Problem statement: Reproduce the records exactly.

Data entries
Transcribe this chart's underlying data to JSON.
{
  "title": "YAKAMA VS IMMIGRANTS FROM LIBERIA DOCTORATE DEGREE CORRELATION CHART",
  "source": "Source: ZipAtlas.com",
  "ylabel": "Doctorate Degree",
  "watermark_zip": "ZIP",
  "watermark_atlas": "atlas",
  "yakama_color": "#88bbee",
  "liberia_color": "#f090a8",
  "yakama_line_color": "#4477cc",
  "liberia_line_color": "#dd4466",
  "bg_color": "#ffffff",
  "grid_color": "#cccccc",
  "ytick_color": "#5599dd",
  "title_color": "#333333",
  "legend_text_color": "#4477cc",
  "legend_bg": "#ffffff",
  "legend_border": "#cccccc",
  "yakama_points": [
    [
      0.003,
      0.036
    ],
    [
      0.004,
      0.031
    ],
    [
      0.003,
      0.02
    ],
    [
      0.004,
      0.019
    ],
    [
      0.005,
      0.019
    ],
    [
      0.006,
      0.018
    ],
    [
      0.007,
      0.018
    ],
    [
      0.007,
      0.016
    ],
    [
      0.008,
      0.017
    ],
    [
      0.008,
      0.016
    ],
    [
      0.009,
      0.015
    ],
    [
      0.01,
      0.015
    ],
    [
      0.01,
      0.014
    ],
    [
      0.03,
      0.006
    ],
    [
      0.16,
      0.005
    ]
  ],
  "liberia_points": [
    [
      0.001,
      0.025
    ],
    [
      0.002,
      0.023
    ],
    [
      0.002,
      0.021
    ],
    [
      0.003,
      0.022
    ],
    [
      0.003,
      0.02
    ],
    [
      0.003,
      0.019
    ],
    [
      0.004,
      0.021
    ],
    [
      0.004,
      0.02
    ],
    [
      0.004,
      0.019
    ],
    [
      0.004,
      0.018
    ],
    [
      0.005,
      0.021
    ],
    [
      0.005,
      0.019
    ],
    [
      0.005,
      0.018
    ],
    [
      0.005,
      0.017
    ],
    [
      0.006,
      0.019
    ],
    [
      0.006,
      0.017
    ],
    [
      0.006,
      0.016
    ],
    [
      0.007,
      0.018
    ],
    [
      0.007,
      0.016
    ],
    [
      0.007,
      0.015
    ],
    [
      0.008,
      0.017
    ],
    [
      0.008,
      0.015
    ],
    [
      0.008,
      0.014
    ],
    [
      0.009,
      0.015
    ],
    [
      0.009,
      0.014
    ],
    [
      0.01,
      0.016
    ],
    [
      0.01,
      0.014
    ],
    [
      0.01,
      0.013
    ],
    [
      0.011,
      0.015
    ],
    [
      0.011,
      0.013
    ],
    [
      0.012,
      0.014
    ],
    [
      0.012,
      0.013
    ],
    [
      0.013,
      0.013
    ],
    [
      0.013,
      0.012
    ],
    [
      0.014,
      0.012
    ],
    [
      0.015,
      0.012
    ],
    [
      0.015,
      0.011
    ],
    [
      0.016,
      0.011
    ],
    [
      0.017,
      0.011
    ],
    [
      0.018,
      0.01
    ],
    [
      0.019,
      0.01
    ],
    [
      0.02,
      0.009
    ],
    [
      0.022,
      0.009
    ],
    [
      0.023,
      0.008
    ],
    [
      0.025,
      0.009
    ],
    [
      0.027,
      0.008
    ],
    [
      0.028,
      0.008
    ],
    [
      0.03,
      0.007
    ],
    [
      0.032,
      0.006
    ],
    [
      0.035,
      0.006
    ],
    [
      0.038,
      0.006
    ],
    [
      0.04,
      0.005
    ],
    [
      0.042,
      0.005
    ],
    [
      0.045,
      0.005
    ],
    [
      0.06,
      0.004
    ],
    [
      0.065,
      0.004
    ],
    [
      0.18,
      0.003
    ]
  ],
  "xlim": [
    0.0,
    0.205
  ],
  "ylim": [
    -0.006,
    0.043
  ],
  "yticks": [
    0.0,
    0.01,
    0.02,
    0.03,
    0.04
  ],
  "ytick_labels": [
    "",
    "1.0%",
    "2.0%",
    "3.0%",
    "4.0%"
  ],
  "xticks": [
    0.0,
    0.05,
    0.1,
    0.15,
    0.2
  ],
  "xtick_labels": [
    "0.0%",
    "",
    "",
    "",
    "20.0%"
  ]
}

Exercise solution:
Transcribe this chart's underlying data to JSON.
{
  "title": "YAKAMA VS IMMIGRANTS FROM LIBERIA DOCTORATE DEGREE CORRELATION CHART",
  "source": "Source: ZipAtlas.com",
  "ylabel": "Doctorate Degree",
  "watermark_zip": "ZIP",
  "watermark_atlas": "atlas",
  "yakama_color": "#88bbee",
  "liberia_color": "#f090a8",
  "yakama_line_color": "#4477cc",
  "liberia_line_color": "#dd4466",
  "bg_color": "#ffffff",
  "grid_color": "#cccccc",
  "ytick_color": "#5599dd",
  "title_color": "#333333",
  "legend_text_color": "#4477cc",
  "legend_bg": "#ffffff",
  "legend_border": "#cccccc",
  "yakama_points": [
    [
      0.003,
      0.036
    ],
    [
      0.004,
      0.031
    ],
    [
      0.003,
      0.02
    ],
    [
      0.004,
      0.019
    ],
    [
      0.005,
      0.019
    ],
    [
      0.006,
      0.018
    ],
    [
      0.007,
      0.018
    ],
    [
      0.007,
      0.016
    ],
    [
      0.008,
      0.017
    ],
    [
      0.008,
      0.016
    ],
    [
      0.009,
      0.015
    ],
    [
      0.01,
      0.015
    ],
    [
      0.01,
      0.014
    ],
    [
      0.03,
      0.006
    ],
    [
      0.16,
      0.005
    ]
  ],
  "liberia_points": [
    [
      0.001,
      0.025
    ],
    [
      0.002,
      0.023
    ],
    [
      0.002,
      0.021
    ],
    [
      0.003,
      0.022
    ],
    [
      0.003,
      0.02
    ],
    [
      0.003,
      0.019
    ],
    [
      0.004,
      0.021
    ],
    [
      0.004,
      0.02
    ],
    [
      0.004,
      0.019
    ],
    [
      0.004,
      0.018
    ],
    [
      0.005,
      0.021
    ],
    [
      0.005,
      0.019
    ],
    [
      0.005,
      0.018
    ],
    [
      0.005,
      0.017
    ],
    [
      0.006,
      0.019
    ],
    [
      0.006,
      0.017
    ],
    [
      0.006,
      0.016
    ],
    [
      0.007,
      0.018
    ],
    [
      0.007,
      0.016
    ],
    [
      0.007,
      0.015
    ],
    [
      0.008,
      0.017
    ],
    [
      0.008,
      0.015
    ],
    [
      0.008,
      0.014
    ],
    [
      0.009,
      0.015
    ],
    [
      0.009,
      0.014
    ],
    [
      0.01,
      0.016
    ],
    [
      0.01,
      0.014
    ],
    [
      0.01,
      0.013
    ],
    [
      0.011,
      0.015
    ],
    [
      0.011,
      0.013
    ],
    [
      0.012,
      0.014
    ],
    [
      0.012,
      0.013
    ],
    [
      0.013,
      0.013
    ],
    [
      0.013,
      0.012
    ],
    [
      0.014,
      0.012
    ],
    [
      0.015,
      0.012
    ],
    [
      0.015,
      0.011
    ],
    [
      0.016,
      0.011
    ],
    [
      0.017,
      0.011
    ],
    [
      0.018,
      0.01
    ],
    [
      0.019,
      0.01
    ],
    [
      0.02,
      0.009
    ],
    [
      0.022,
      0.009
    ],
    [
      0.023,
      0.008
    ],
    [
      0.025,
      0.009
    ],
    [
      0.027,
      0.008
    ],
    [
      0.028,
      0.008
    ],
    [
      0.03,
      0.007
    ],
    [
      0.032,
      0.006
    ],
    [
      0.035,
      0.006
    ],
    [
      0.038,
      0.006
    ],
    [
      0.04,
      0.005
    ],
    [
      0.042,
      0.005
    ],
    [
      0.045,
      0.005
    ],
    [
      0.06,
      0.004
    ],
    [
      0.065,
      0.004
    ],
    [
      0.18,
      0.003
    ]
  ],
  "xlim": [
    0.0,
    0.205
  ],
  "ylim": [
    -0.006,
    0.043
  ],
  "yticks": [
    0.0,
    0.01,
    0.02,
    0.03,
    0.04
  ],
  "ytick_labels": [
    "",
    "1.0%",
    "2.0%",
    "3.0%",
    "4.0%"
  ],
  "xticks": [
    0.0,
    0.05,
    0.1,
    0.15,
    0.2
  ],
  "xtick_labels": [
    "0.0%",
    "",
    "",
    "",
    "20.0%"
  ]
}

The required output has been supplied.